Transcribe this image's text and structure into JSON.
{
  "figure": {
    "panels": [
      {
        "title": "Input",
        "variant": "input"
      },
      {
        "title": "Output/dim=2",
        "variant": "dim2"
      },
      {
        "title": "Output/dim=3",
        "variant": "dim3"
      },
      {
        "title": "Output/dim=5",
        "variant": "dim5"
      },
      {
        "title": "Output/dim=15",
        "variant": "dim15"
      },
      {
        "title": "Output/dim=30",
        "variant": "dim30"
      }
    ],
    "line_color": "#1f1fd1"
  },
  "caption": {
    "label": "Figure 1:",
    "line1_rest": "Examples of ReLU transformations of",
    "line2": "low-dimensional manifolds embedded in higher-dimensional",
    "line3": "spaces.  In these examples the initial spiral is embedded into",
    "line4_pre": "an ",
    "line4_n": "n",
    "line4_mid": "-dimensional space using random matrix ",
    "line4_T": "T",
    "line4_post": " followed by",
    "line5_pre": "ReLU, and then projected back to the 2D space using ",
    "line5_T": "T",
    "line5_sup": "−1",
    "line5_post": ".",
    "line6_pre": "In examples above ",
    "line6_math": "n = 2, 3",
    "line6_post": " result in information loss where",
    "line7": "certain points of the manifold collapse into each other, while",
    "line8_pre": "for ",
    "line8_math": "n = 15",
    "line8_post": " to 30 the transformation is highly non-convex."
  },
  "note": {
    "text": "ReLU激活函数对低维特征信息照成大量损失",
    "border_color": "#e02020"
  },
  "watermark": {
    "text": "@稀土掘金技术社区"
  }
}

■ ■ ■

* [Exercise aim]: Of the lines in the material, how many include "using"? Respond with the number alone.

* [Correct output]: 2